_What is required_
Copy each of the entries below faithfully, setting aside any pictures.

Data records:
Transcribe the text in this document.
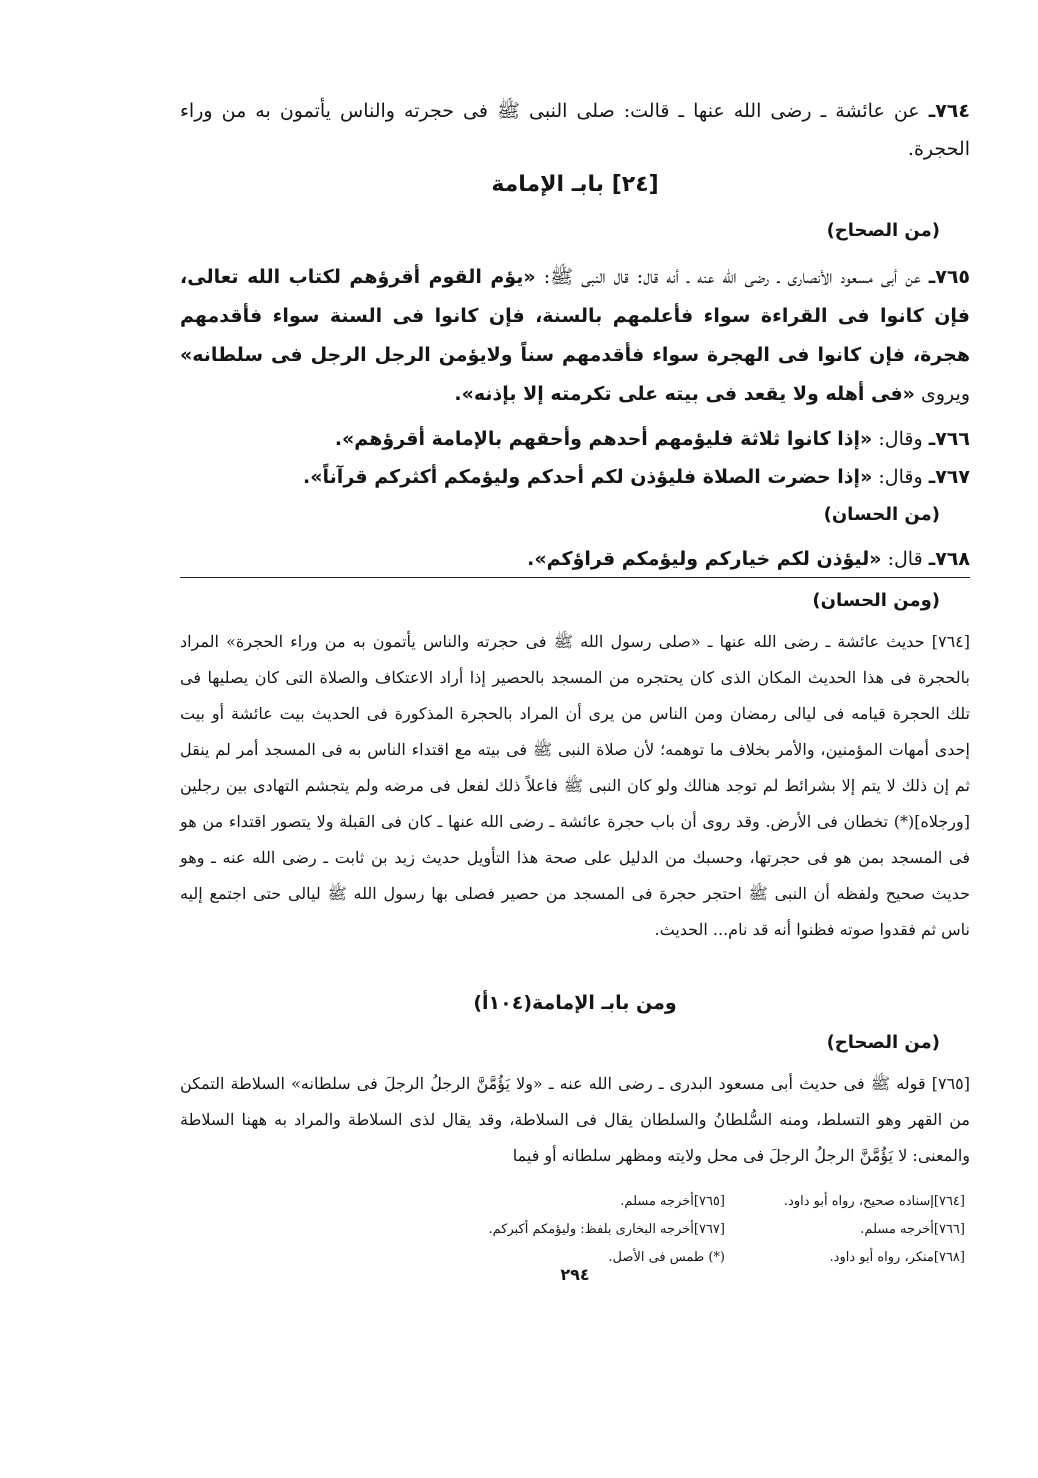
٧٦٤ـ عن عائشة ـ رضى الله عنها ـ قالت: صلى النبى ﷺ فى حجرته والناس يأتمون به من وراء الحجرة.
[٢٤] بابـ الإمامة
(من الصحاح)
٧٦٥ـ عن أبى مسعود الأنصارى ـ رضى الله عنه ـ أنه قال: قال النبى ﷺ: «يؤم القوم أقرؤهم لكتاب الله تعالى، فإن كانوا فى القراءة سواء فأعلمهم بالسنة، فإن كانوا فى السنة سواء فأقدمهم هجرة، فإن كانوا فى الهجرة سواء فأقدمهم سناً ولايؤمن الرجل الرجل فى سلطانه» ويروى «فى أهله ولا يقعد فى بيته على تكرمته إلا بإذنه».
٧٦٦ـ وقال: «إذا كانوا ثلاثة فليؤمهم أحدهم وأحقهم بالإمامة أقرؤهم».
٧٦٧ـ وقال: «إذا حضرت الصلاة فليؤذن لكم أحدكم وليؤمكم أكثركم قرآناً».
(من الحسان)
٧٦٨ـ قال: «ليؤذن لكم خياركم وليؤمكم قراؤكم».
(ومن الحسان)
[٧٦٤] حديث عائشة ـ رضى الله عنها ـ «صلى رسول الله ﷺ فى حجرته والناس يأتمون به من وراء الحجرة» المراد بالحجرة فى هذا الحديث المكان الذى كان يحتجره من المسجد بالحصير إذا أراد الاعتكاف والصلاة التى كان يصليها فى تلك الحجرة قيامه فى ليالى رمضان ومن الناس من يرى أن المراد بالحجرة المذكورة فى الحديث بيت عائشة أو بيت إحدى أمهات المؤمنين، والأمر بخلاف ما توهمه؛ لأن صلاة النبى ﷺ فى بيته مع اقتداء الناس به فى المسجد أمر لم ينقل ثم إن ذلك لا يتم إلا بشرائط لم توجد هنالك ولو كان النبى ﷺ فاعلاً ذلك لفعل فى مرضه ولم يتجشم التهادى بين رجلين [ورجلاه](*) تخطان فى الأرض. وقد روى أن باب حجرة عائشة ـ رضى الله عنها ـ كان فى القبلة ولا يتصور اقتداء من هو فى المسجد بمن هو فى حجرتها، وحسبك من الدليل على صحة هذا التأويل حديث زيد بن ثابت ـ رضى الله عنه ـ وهو حديث صحيح ولفظه أن النبى ﷺ احتجر حجرة فى المسجد من حصير فصلى بها رسول الله ﷺ ليالى حتى اجتمع إليه ناس ثم فقدوا صوته فظنوا أنه قد نام... الحديث.
ومن بابـ الإمامة(١٠٤أ)
(من الصحاح)
[٧٦٥] قوله ﷺ فى حديث أبى مسعود البدرى ـ رضى الله عنه ـ «ولا يَؤُمَّنَّ الرجلُ الرجلَ فى سلطانه» السلاطة التمكن من القهر وهو التسلط، ومنه السُّلطانُ والسلطان يقال فى السلاطة، وقد يقال لذى السلاطة والمراد به ههنا السلاطة والمعنى: لا يَؤُمَّنَّ الرجلُ الرجلَ فى محل ولايته ومظهر سلطانه أو فيما
[٧٦٤]إسناده صحيح، رواه أبو داود.
[٧٦٥]أخرجه مسلم.
[٧٦٦]أخرجه مسلم.
[٧٦٧]أخرجه البخارى بلفظ: وليؤمكم أكبركم.
[٧٦٨]منكر، رواه أبو داود.
(*) طمس فى الأصل.
٢٩٤
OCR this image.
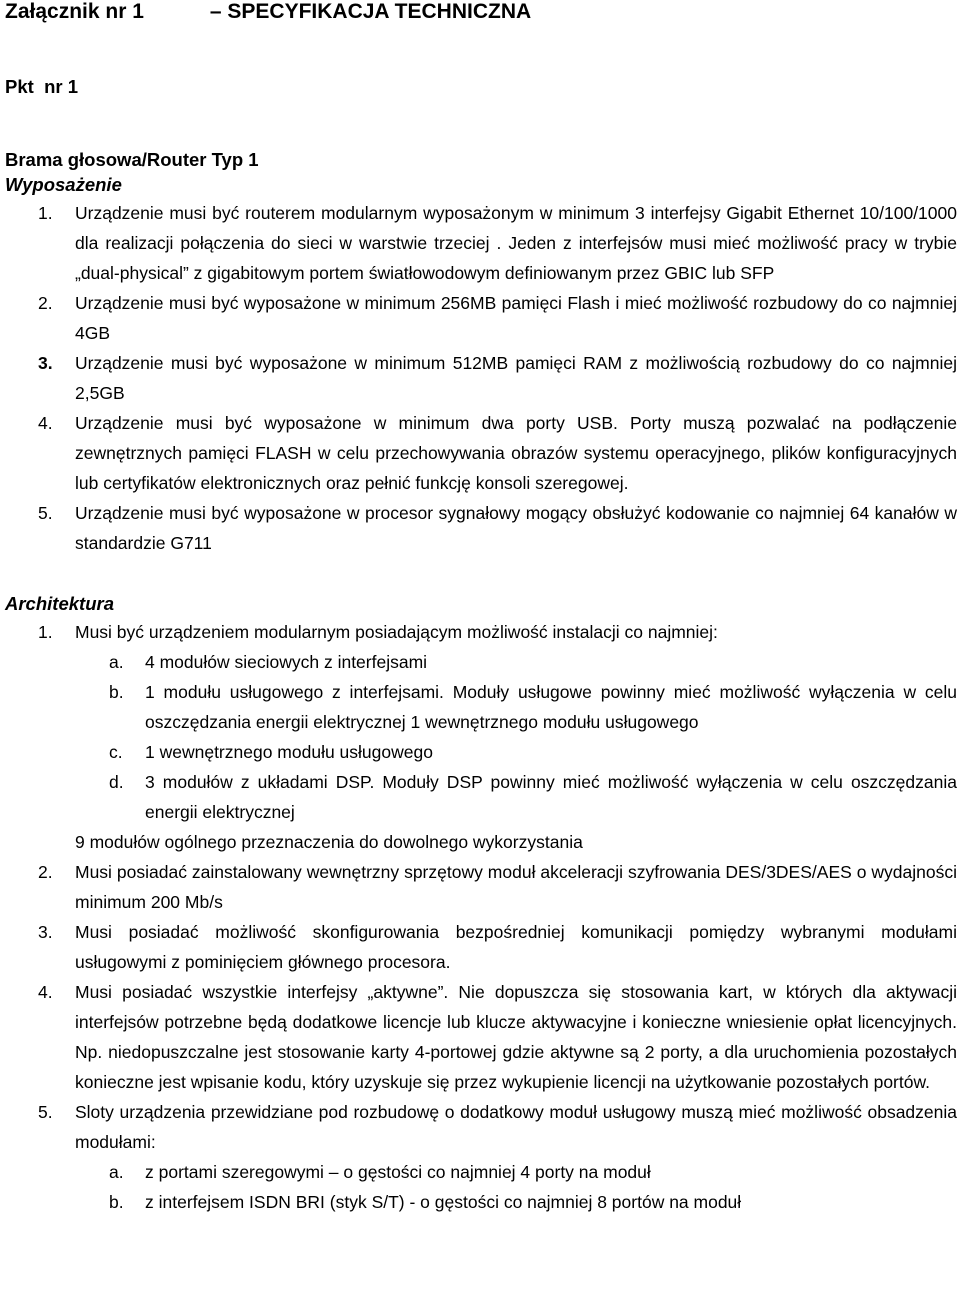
Załącznik nr 1	– SPECYFIKACJA TECHNICZNA
Pkt  nr 1
Brama głosowa/Router Typ 1
Wyposażenie
1.	Urządzenie musi być routerem modularnym wyposażonym w minimum 3 interfejsy Gigabit Ethernet 10/100/1000 dla realizacji połączenia do sieci w warstwie trzeciej . Jeden z interfejsów musi mieć możliwość pracy w trybie „dual-physical” z gigabitowym portem światłowodowym definiowanym przez GBIC lub SFP
2.	Urządzenie musi być wyposażone w minimum 256MB pamięci Flash i mieć możliwość rozbudowy do co najmniej 4GB
3.	Urządzenie musi być wyposażone w minimum 512MB pamięci RAM z możliwością rozbudowy do co najmniej 2,5GB
4.	Urządzenie musi być wyposażone w minimum dwa porty USB. Porty muszą pozwalać na podłączenie zewnętrznych pamięci FLASH w celu przechowywania obrazów systemu operacyjnego, plików konfiguracyjnych lub certyfikatów elektronicznych oraz pełnić funkcję konsoli szeregowej.
5.	Urządzenie musi być wyposażone w procesor sygnałowy mogący obsłużyć kodowanie co najmniej 64 kanałów w standardzie G711
Architektura
1.	Musi być urządzeniem modularnym posiadającym możliwość instalacji co najmniej:
a. 4 modułów sieciowych z interfejsami
b. 1 modułu usługowego z interfejsami. Moduły usługowe powinny mieć możliwość wyłączenia w celu oszczędzania energii elektrycznej 1 wewnętrznego modułu usługowego
c. 1 wewnętrznego modułu usługowego
d. 3 modułów z układami DSP. Moduły DSP powinny mieć możliwość wyłączenia w celu oszczędzania energii elektrycznej
9 modułów ogólnego przeznaczenia do dowolnego wykorzystania
2.	Musi posiadać zainstalowany wewnętrzny sprzętowy moduł akceleracji szyfrowania DES/3DES/AES o wydajności minimum 200 Mb/s
3.	Musi posiadać możliwość skonfigurowania bezpośredniej komunikacji pomiędzy wybranymi modułami usługowymi z pominięciem głównego procesora.
4.	Musi posiadać wszystkie interfejsy „aktywne”. Nie dopuszcza się stosowania kart, w których dla aktywacji interfejsów potrzebne będą dodatkowe licencje lub klucze aktywacyjne i konieczne wniesienie opłat licencyjnych. Np. niedopuszczalne jest stosowanie karty 4-portowej gdzie aktywne są 2 porty, a dla uruchomienia pozostałych konieczne jest wpisanie kodu, który uzyskuje się przez wykupienie licencji na użytkowanie pozostałych portów.
5.	Sloty urządzenia przewidziane pod rozbudowę o dodatkowy moduł usługowy muszą mieć możliwość obsadzenia modułami:
a. z portami szeregowymi – o gęstości co najmniej 4 porty na moduł
b. z interfejsem ISDN BRI (styk S/T) - o gęstości co najmniej 8 portów na moduł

_Exercise result_
Transcribe the text in this document.
٧٦٤ـ عن عائشة ـ رضى الله عنها ـ قالت: صلى النبى ﷺ فى حجرته والناس يأتمون به من وراء الحجرة.
[٢٤] بابـ الإمامة
(من الصحاح)
٧٦٥ـ عن أبى مسعود الأنصارى ـ رضى الله عنه ـ أنه قال: قال النبى ﷺ: «يؤم القوم أقرؤهم لكتاب الله تعالى، فإن كانوا فى القراءة سواء فأعلمهم بالسنة، فإن كانوا فى السنة سواء فأقدمهم هجرة، فإن كانوا فى الهجرة سواء فأقدمهم سناً ولايؤمن الرجل الرجل فى سلطانه» ويروى «فى أهله ولا يقعد فى بيته على تكرمته إلا بإذنه».
٧٦٦ـ وقال: «إذا كانوا ثلاثة فليؤمهم أحدهم وأحقهم بالإمامة أقرؤهم».
٧٦٧ـ وقال: «إذا حضرت الصلاة فليؤذن لكم أحدكم وليؤمكم أكثركم قرآناً».
(من الحسان)
٧٦٨ـ قال: «ليؤذن لكم خياركم وليؤمكم قراؤكم».
(ومن الحسان)
[٧٦٤] حديث عائشة ـ رضى الله عنها ـ «صلى رسول الله ﷺ فى حجرته والناس يأتمون به من وراء الحجرة» المراد بالحجرة فى هذا الحديث المكان الذى كان يحتجره من المسجد بالحصير إذا أراد الاعتكاف والصلاة التى كان يصليها فى تلك الحجرة قيامه فى ليالى رمضان ومن الناس من يرى أن المراد بالحجرة المذكورة فى الحديث بيت عائشة أو بيت إحدى أمهات المؤمنين، والأمر بخلاف ما توهمه؛ لأن صلاة النبى ﷺ فى بيته مع اقتداء الناس به فى المسجد أمر لم ينقل ثم إن ذلك لا يتم إلا بشرائط لم توجد هنالك ولو كان النبى ﷺ فاعلاً ذلك لفعل فى مرضه ولم يتجشم التهادى بين رجلين [ورجلاه](*) تخطان فى الأرض. وقد روى أن باب حجرة عائشة ـ رضى الله عنها ـ كان فى القبلة ولا يتصور اقتداء من هو فى المسجد بمن هو فى حجرتها، وحسبك من الدليل على صحة هذا التأويل حديث زيد بن ثابت ـ رضى الله عنه ـ وهو حديث صحيح ولفظه أن النبى ﷺ احتجر حجرة فى المسجد من حصير فصلى بها رسول الله ﷺ ليالى حتى اجتمع إليه ناس ثم فقدوا صوته فظنوا أنه قد نام... الحديث.
ومن بابـ الإمامة(١٠٤أ)
(من الصحاح)
[٧٦٥] قوله ﷺ فى حديث أبى مسعود البدرى ـ رضى الله عنه ـ «ولا يَؤُمَّنَّ الرجلُ الرجلَ فى سلطانه» السلاطة التمكن من القهر وهو التسلط، ومنه السُّلطانُ والسلطان يقال فى السلاطة، وقد يقال لذى السلاطة والمراد به ههنا السلاطة والمعنى: لا يَؤُمَّنَّ الرجلُ الرجلَ فى محل ولايته ومظهر سلطانه أو فيما
[٧٦٤]إسناده صحيح، رواه أبو داود.
[٧٦٥]أخرجه مسلم.
[٧٦٦]أخرجه مسلم.
[٧٦٧]أخرجه البخارى بلفظ: وليؤمكم أكبركم.
[٧٦٨]منكر، رواه أبو داود.
(*) طمس فى الأصل.
٢٩٤
OCR this image.
Załącznik nr 1	– SPECYFIKACJA TECHNICZNA
Pkt  nr 1
Brama głosowa/Router Typ 1
Wyposażenie
1.	Urządzenie musi być routerem modularnym wyposażonym w minimum 3 interfejsy Gigabit Ethernet 10/100/1000 dla realizacji połączenia do sieci w warstwie trzeciej . Jeden z interfejsów musi mieć możliwość pracy w trybie „dual-physical” z gigabitowym portem światłowodowym definiowanym przez GBIC lub SFP
2.	Urządzenie musi być wyposażone w minimum 256MB pamięci Flash i mieć możliwość rozbudowy do co najmniej 4GB
3.	Urządzenie musi być wyposażone w minimum 512MB pamięci RAM z możliwością rozbudowy do co najmniej 2,5GB
4.	Urządzenie musi być wyposażone w minimum dwa porty USB. Porty muszą pozwalać na podłączenie zewnętrznych pamięci FLASH w celu przechowywania obrazów systemu operacyjnego, plików konfiguracyjnych lub certyfikatów elektronicznych oraz pełnić funkcję konsoli szeregowej.
5.	Urządzenie musi być wyposażone w procesor sygnałowy mogący obsłużyć kodowanie co najmniej 64 kanałów w standardzie G711
Architektura
1.	Musi być urządzeniem modularnym posiadającym możliwość instalacji co najmniej:
a. 4 modułów sieciowych z interfejsami
b. 1 modułu usługowego z interfejsami. Moduły usługowe powinny mieć możliwość wyłączenia w celu oszczędzania energii elektrycznej 1 wewnętrznego modułu usługowego
c. 1 wewnętrznego modułu usługowego
d. 3 modułów z układami DSP. Moduły DSP powinny mieć możliwość wyłączenia w celu oszczędzania energii elektrycznej
9 modułów ogólnego przeznaczenia do dowolnego wykorzystania
2.	Musi posiadać zainstalowany wewnętrzny sprzętowy moduł akceleracji szyfrowania DES/3DES/AES o wydajności minimum 200 Mb/s
3.	Musi posiadać możliwość skonfigurowania bezpośredniej komunikacji pomiędzy wybranymi modułami usługowymi z pominięciem głównego procesora.
4.	Musi posiadać wszystkie interfejsy „aktywne”. Nie dopuszcza się stosowania kart, w których dla aktywacji interfejsów potrzebne będą dodatkowe licencje lub klucze aktywacyjne i konieczne wniesienie opłat licencyjnych. Np. niedopuszczalne jest stosowanie karty 4-portowej gdzie aktywne są 2 porty, a dla uruchomienia pozostałych konieczne jest wpisanie kodu, który uzyskuje się przez wykupienie licencji na użytkowanie pozostałych portów.
5.	Sloty urządzenia przewidziane pod rozbudowę o dodatkowy moduł usługowy muszą mieć możliwość obsadzenia modułami:
a. z portami szeregowymi – o gęstości co najmniej 4 porty na moduł
b. z interfejsem ISDN BRI (styk S/T) - o gęstości co najmniej 8 portów na moduł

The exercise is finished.